_Request_
Keep every line where the word "Zagrebačke" appears; drop the rest.

_Material for this exercise_
= = = = = = =

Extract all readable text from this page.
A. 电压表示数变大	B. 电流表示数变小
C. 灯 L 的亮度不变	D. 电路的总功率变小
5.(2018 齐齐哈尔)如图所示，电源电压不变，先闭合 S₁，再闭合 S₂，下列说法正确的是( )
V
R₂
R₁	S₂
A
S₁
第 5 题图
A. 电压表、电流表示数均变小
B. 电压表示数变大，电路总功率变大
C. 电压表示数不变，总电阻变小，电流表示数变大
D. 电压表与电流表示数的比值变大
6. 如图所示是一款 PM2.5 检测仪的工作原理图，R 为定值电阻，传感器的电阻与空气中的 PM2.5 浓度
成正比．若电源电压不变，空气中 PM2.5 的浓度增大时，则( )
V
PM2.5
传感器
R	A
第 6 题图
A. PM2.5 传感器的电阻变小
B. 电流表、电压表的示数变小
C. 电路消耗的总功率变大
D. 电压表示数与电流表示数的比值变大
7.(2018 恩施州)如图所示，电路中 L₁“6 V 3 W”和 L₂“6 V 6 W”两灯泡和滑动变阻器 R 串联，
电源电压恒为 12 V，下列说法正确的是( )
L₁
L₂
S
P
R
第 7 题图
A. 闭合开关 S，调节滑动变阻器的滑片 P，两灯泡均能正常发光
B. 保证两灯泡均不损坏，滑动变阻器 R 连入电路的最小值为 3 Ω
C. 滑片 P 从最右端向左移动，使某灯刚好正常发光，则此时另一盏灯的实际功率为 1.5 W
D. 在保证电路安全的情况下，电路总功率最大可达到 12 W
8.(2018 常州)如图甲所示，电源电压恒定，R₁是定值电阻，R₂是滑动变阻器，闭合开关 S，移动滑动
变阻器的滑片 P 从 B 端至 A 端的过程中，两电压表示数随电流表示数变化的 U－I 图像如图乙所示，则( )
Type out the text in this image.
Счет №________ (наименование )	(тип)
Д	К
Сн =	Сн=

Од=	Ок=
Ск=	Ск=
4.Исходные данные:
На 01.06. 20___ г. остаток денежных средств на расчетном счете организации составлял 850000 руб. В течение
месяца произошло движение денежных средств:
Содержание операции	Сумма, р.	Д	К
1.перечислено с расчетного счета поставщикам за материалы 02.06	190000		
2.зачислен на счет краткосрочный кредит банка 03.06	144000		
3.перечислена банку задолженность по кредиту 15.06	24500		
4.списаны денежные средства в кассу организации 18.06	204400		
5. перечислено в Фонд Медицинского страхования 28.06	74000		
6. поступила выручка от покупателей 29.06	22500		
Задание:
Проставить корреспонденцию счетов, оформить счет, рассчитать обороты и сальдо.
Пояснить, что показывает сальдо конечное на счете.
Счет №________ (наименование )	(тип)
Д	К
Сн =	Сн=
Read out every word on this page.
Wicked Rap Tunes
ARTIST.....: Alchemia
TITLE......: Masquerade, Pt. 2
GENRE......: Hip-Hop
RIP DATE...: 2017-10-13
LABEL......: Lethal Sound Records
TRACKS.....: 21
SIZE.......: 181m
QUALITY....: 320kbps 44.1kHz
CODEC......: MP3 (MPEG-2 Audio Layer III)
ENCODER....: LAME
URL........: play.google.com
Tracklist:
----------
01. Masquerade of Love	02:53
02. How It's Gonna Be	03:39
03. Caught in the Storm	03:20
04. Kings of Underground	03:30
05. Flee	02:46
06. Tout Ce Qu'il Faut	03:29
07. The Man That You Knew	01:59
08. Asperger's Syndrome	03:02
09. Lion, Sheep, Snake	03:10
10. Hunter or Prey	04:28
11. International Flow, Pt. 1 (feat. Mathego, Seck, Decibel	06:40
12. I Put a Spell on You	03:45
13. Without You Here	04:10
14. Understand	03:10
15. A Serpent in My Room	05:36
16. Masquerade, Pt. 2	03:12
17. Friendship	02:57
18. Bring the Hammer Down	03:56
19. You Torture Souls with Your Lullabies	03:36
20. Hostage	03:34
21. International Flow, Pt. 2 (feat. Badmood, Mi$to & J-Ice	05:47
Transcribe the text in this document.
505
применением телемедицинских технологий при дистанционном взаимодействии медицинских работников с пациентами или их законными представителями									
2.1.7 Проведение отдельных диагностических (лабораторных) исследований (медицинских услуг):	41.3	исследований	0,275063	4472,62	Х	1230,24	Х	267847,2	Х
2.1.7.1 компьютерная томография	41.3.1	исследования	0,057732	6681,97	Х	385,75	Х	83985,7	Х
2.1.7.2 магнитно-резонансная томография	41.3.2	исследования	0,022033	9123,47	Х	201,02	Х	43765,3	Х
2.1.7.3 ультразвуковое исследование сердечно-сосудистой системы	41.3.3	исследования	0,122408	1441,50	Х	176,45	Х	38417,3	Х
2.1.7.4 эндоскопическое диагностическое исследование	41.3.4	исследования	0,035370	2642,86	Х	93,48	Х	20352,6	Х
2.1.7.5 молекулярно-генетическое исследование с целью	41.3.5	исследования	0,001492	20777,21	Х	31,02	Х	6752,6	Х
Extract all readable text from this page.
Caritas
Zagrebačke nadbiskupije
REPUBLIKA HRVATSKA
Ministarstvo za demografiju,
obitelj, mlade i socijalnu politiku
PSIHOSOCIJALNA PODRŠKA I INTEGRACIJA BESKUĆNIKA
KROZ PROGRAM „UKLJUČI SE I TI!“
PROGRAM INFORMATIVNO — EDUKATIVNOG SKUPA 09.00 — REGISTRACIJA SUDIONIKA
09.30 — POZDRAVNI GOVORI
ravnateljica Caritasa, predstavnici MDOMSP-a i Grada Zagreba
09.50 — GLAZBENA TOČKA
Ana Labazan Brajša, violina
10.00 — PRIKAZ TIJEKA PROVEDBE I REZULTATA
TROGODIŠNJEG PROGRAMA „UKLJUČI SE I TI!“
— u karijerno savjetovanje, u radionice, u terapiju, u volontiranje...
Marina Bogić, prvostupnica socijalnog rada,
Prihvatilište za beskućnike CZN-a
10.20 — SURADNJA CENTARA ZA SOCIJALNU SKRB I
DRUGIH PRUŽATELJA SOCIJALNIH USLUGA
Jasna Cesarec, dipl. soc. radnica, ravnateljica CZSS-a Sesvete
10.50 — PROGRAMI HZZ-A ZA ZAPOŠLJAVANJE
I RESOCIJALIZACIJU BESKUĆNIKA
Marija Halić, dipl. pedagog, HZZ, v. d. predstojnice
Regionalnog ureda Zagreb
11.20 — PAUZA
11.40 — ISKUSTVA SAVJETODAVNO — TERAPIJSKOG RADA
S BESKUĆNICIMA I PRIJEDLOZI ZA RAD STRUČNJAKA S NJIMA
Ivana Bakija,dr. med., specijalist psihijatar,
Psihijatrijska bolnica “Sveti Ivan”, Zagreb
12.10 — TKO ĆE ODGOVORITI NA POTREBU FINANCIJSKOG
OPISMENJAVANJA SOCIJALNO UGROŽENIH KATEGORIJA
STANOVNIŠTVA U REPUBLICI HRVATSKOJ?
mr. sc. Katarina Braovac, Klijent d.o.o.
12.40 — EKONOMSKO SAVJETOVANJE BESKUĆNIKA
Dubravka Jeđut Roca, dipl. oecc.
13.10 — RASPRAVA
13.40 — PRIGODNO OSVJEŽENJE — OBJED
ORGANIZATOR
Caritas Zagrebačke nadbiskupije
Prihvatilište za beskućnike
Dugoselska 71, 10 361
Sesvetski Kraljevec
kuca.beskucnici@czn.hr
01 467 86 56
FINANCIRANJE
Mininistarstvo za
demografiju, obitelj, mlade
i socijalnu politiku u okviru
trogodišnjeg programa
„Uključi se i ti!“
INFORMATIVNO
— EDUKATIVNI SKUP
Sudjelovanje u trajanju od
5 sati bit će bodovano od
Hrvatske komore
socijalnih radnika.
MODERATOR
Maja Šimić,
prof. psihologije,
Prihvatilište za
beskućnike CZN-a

= = = = = = =

_Result for this task_
Zagrebačke nadbiskupije
Caritas Zagrebačke nadbiskupije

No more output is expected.